-- Begin Provided data --
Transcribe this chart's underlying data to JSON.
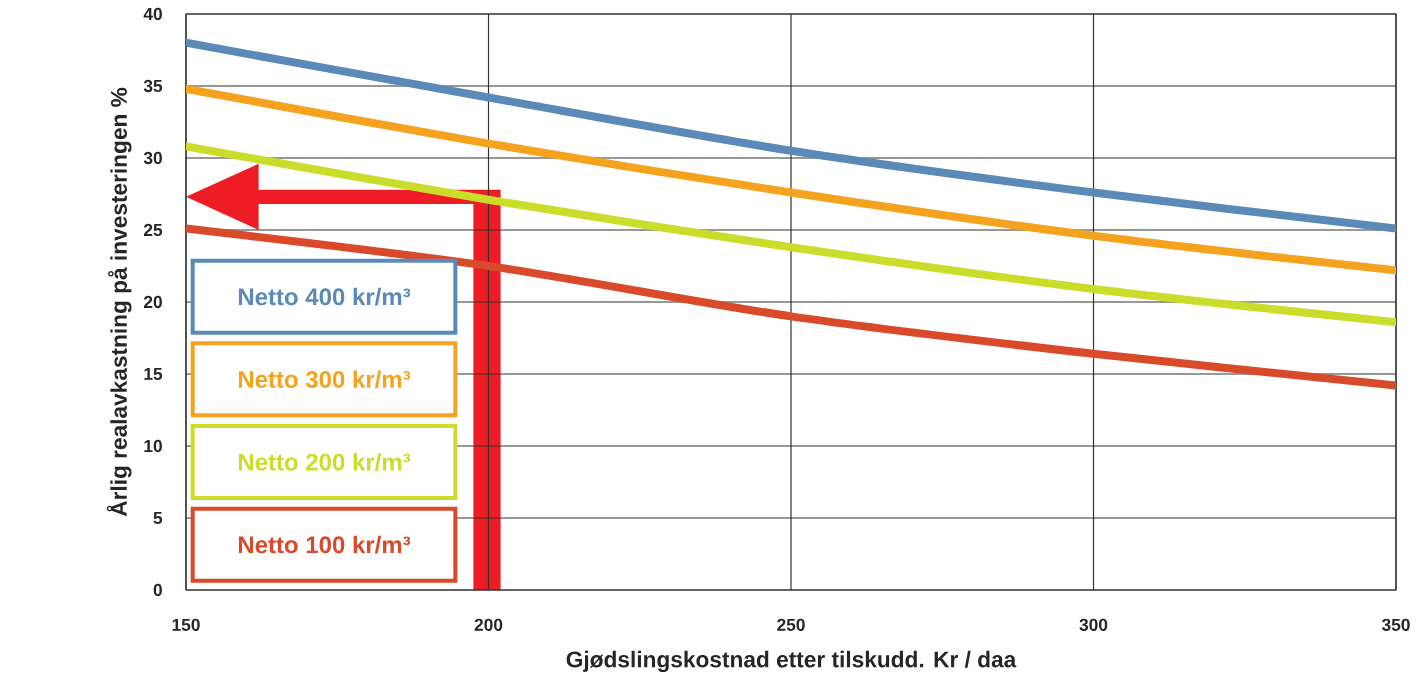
{
  "chart_data": {
    "type": "line",
    "xlabel": "Gjødslingskostnad etter tilskudd. Kr / daa",
    "ylabel": "Årlig realavkastning på investeringen %",
    "x": [
      150,
      200,
      250,
      300,
      350
    ],
    "series": [
      {
        "name": "Netto 400 kr/m³",
        "color": "#5b8ab8",
        "values": [
          38.0,
          34.2,
          30.5,
          27.6,
          25.1
        ]
      },
      {
        "name": "Netto 300 kr/m³",
        "color": "#f5a21f",
        "values": [
          34.8,
          31.0,
          27.6,
          24.6,
          22.2
        ]
      },
      {
        "name": "Netto 200 kr/m³",
        "color": "#cbdc2a",
        "values": [
          30.8,
          27.1,
          23.8,
          20.9,
          18.6
        ]
      },
      {
        "name": "Netto 100 kr/m³",
        "color": "#d94a2a",
        "values": [
          25.1,
          22.5,
          19.0,
          16.4,
          14.2
        ]
      }
    ],
    "xlim": [
      150,
      350
    ],
    "ylim": [
      0,
      40
    ],
    "xticks": [
      150,
      200,
      250,
      300,
      350
    ],
    "yticks": [
      0,
      5,
      10,
      15,
      20,
      25,
      30,
      35,
      40
    ],
    "grid": true,
    "legend": "bottom left",
    "marker": "none",
    "line_style": "solid"
  }
}
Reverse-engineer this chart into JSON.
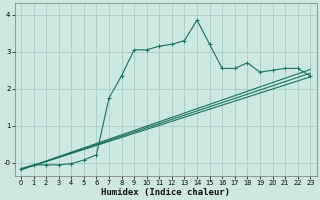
{
  "xlabel": "Humidex (Indice chaleur)",
  "background_color": "#cce8e0",
  "grid_color": "#aaccc4",
  "line_color": "#1a7060",
  "xlim": [
    -0.5,
    23.5
  ],
  "ylim": [
    -0.35,
    4.3
  ],
  "xticks": [
    0,
    1,
    2,
    3,
    4,
    5,
    6,
    7,
    8,
    9,
    10,
    11,
    12,
    13,
    14,
    15,
    16,
    17,
    18,
    19,
    20,
    21,
    22,
    23
  ],
  "yticks": [
    0,
    1,
    2,
    3,
    4
  ],
  "ytick_labels": [
    "-0",
    "1",
    "2",
    "3",
    "4"
  ],
  "curve1_x": [
    0,
    1,
    2,
    3,
    4,
    5,
    6,
    7,
    8,
    9,
    10,
    11,
    12,
    13,
    14,
    15,
    16,
    17,
    18,
    19,
    20,
    21,
    22,
    23
  ],
  "curve1_y": [
    -0.15,
    -0.05,
    -0.05,
    -0.05,
    -0.02,
    0.08,
    0.22,
    1.75,
    2.35,
    3.05,
    3.05,
    3.15,
    3.2,
    3.3,
    3.85,
    3.2,
    2.55,
    2.55,
    2.7,
    2.45,
    2.5,
    2.55,
    2.55,
    2.35
  ],
  "curve2_x": [
    0,
    23
  ],
  "curve2_y": [
    -0.18,
    2.32
  ],
  "curve3_x": [
    0,
    23
  ],
  "curve3_y": [
    -0.18,
    2.42
  ],
  "curve4_x": [
    0,
    23
  ],
  "curve4_y": [
    -0.18,
    2.52
  ]
}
-- End Provided data --
▸ Goal: Pull out and copy each line containing the string "this".

▸ Answer for the task:
Transcribe this chart's underlying data to JSON.
Reverse-engineer this chart into JSON.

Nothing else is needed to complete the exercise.